| INSTRUCTION |
Reproduce the listing exactly and skip over any pictures.

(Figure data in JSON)
* * *

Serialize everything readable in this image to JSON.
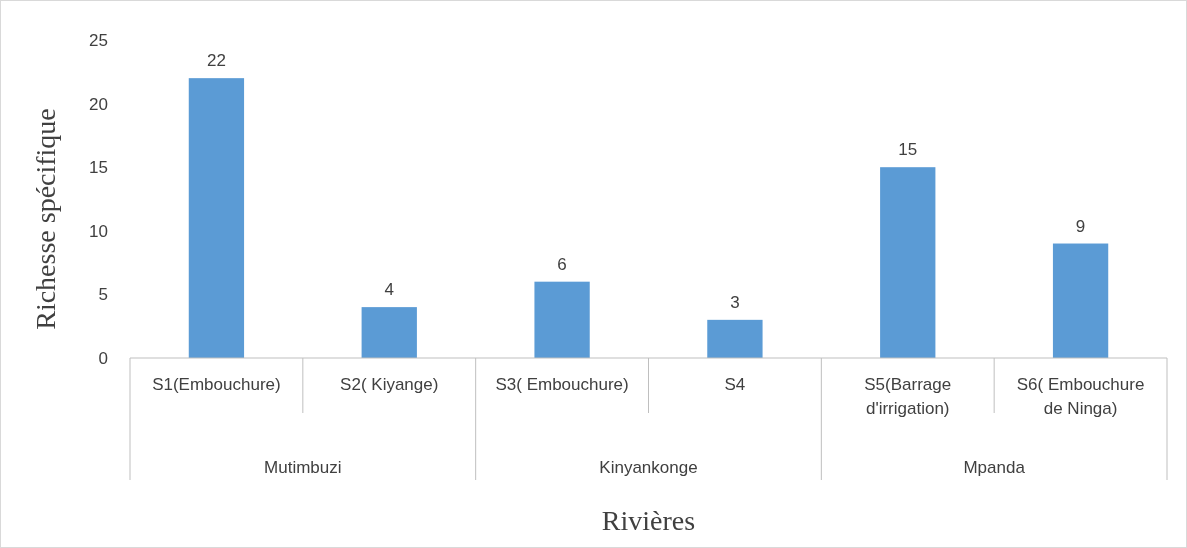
{
  "chart_data": {
    "type": "bar",
    "xlabel": "Rivières",
    "ylabel": "Richesse spécifique",
    "categories": [
      "S1(Embouchure)",
      "S2( Kiyange)",
      "S3( Embouchure)",
      "S4",
      "S5(Barrage d'irrigation)",
      "S6( Embouchure de Ninga)"
    ],
    "values": [
      22,
      4,
      6,
      3,
      15,
      9
    ],
    "color": "#5b9bd5",
    "data_labels": true,
    "ylim": [
      0,
      25
    ],
    "yticks": [
      0,
      5,
      10,
      15,
      20,
      25
    ],
    "annotations": [
      "Mutimbuzi",
      "Kinyankonge",
      "Mpanda"
    ]
  }
}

* * *

| ANSWER |
Serialize everything readable in this image to JSON.
{
  "chart_data": {
    "type": "bar",
    "xlabel": "Rivières",
    "ylabel": "Richesse spécifique",
    "categories": [
      "S1(Embouchure)",
      "S2( Kiyange)",
      "S3( Embouchure)",
      "S4",
      "S5(Barrage d'irrigation)",
      "S6( Embouchure de Ninga)"
    ],
    "values": [
      22,
      4,
      6,
      3,
      15,
      9
    ],
    "color": "#5b9bd5",
    "data_labels": true,
    "ylim": [
      0,
      25
    ],
    "yticks": [
      0,
      5,
      10,
      15,
      20,
      25
    ],
    "annotations": [
      "Mutimbuzi",
      "Kinyankonge",
      "Mpanda"
    ]
  }
}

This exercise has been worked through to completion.